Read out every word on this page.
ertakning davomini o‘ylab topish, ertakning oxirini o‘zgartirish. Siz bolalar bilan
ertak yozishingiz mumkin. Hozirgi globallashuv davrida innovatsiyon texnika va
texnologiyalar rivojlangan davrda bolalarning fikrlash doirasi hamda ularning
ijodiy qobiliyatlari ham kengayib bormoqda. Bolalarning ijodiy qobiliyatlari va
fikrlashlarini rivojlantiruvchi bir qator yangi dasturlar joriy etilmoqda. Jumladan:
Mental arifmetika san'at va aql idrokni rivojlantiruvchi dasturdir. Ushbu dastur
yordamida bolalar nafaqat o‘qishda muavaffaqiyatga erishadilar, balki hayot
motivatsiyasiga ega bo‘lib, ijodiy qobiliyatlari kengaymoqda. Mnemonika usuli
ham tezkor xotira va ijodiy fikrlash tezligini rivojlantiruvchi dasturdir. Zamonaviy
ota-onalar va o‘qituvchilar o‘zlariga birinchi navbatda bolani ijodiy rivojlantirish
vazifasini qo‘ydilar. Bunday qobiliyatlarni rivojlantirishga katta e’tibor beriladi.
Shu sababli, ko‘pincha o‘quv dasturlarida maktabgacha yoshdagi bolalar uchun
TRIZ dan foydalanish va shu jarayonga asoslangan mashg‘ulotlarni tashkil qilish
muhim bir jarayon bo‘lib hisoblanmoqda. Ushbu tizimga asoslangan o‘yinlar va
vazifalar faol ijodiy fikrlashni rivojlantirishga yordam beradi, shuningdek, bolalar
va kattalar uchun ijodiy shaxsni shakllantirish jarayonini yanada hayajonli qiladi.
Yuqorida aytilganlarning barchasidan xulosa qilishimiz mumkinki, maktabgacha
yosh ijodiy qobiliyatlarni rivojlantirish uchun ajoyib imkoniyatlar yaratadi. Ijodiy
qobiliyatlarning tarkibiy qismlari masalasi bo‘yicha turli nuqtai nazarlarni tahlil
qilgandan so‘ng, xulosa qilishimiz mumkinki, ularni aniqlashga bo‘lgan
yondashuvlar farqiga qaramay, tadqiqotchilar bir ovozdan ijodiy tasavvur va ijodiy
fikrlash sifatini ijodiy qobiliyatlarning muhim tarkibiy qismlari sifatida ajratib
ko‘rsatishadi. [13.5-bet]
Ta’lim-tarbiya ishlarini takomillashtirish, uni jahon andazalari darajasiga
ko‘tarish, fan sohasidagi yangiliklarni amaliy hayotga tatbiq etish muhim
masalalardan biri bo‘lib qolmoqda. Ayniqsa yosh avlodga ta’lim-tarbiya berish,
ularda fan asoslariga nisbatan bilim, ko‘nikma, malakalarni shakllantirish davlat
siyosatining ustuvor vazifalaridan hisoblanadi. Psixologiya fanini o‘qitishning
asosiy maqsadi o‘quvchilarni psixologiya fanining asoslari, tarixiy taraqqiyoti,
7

+-------+

[Exercise goal] Would you restate each of the entries word for word?

[Full solution]
Read out every word on this page.
ertakning davomini o‘ylab topish, ertakning oxirini o‘zgartirish. Siz bolalar bilan
ertak yozishingiz mumkin. Hozirgi globallashuv davrida innovatsiyon texnika va
texnologiyalar rivojlangan davrda bolalarning fikrlash doirasi hamda ularning
ijodiy qobiliyatlari ham kengayib bormoqda. Bolalarning ijodiy qobiliyatlari va
fikrlashlarini rivojlantiruvchi bir qator yangi dasturlar joriy etilmoqda. Jumladan:
Mental arifmetika san'at va aql idrokni rivojlantiruvchi dasturdir. Ushbu dastur
yordamida bolalar nafaqat o‘qishda muavaffaqiyatga erishadilar, balki hayot
motivatsiyasiga ega bo‘lib, ijodiy qobiliyatlari kengaymoqda. Mnemonika usuli
ham tezkor xotira va ijodiy fikrlash tezligini rivojlantiruvchi dasturdir. Zamonaviy
ota-onalar va o‘qituvchilar o‘zlariga birinchi navbatda bolani ijodiy rivojlantirish
vazifasini qo‘ydilar. Bunday qobiliyatlarni rivojlantirishga katta e’tibor beriladi.
Shu sababli, ko‘pincha o‘quv dasturlarida maktabgacha yoshdagi bolalar uchun
TRIZ dan foydalanish va shu jarayonga asoslangan mashg‘ulotlarni tashkil qilish
muhim bir jarayon bo‘lib hisoblanmoqda. Ushbu tizimga asoslangan o‘yinlar va
vazifalar faol ijodiy fikrlashni rivojlantirishga yordam beradi, shuningdek, bolalar
va kattalar uchun ijodiy shaxsni shakllantirish jarayonini yanada hayajonli qiladi.
Yuqorida aytilganlarning barchasidan xulosa qilishimiz mumkinki, maktabgacha
yosh ijodiy qobiliyatlarni rivojlantirish uchun ajoyib imkoniyatlar yaratadi. Ijodiy
qobiliyatlarning tarkibiy qismlari masalasi bo‘yicha turli nuqtai nazarlarni tahlil
qilgandan so‘ng, xulosa qilishimiz mumkinki, ularni aniqlashga bo‘lgan
yondashuvlar farqiga qaramay, tadqiqotchilar bir ovozdan ijodiy tasavvur va ijodiy
fikrlash sifatini ijodiy qobiliyatlarning muhim tarkibiy qismlari sifatida ajratib
ko‘rsatishadi. [13.5-bet]
Ta’lim-tarbiya ishlarini takomillashtirish, uni jahon andazalari darajasiga
ko‘tarish, fan sohasidagi yangiliklarni amaliy hayotga tatbiq etish muhim
masalalardan biri bo‘lib qolmoqda. Ayniqsa yosh avlodga ta’lim-tarbiya berish,
ularda fan asoslariga nisbatan bilim, ko‘nikma, malakalarni shakllantirish davlat
siyosatining ustuvor vazifalaridan hisoblanadi. Psixologiya fanini o‘qitishning
asosiy maqsadi o‘quvchilarni psixologiya fanining asoslari, tarixiy taraqqiyoti,
7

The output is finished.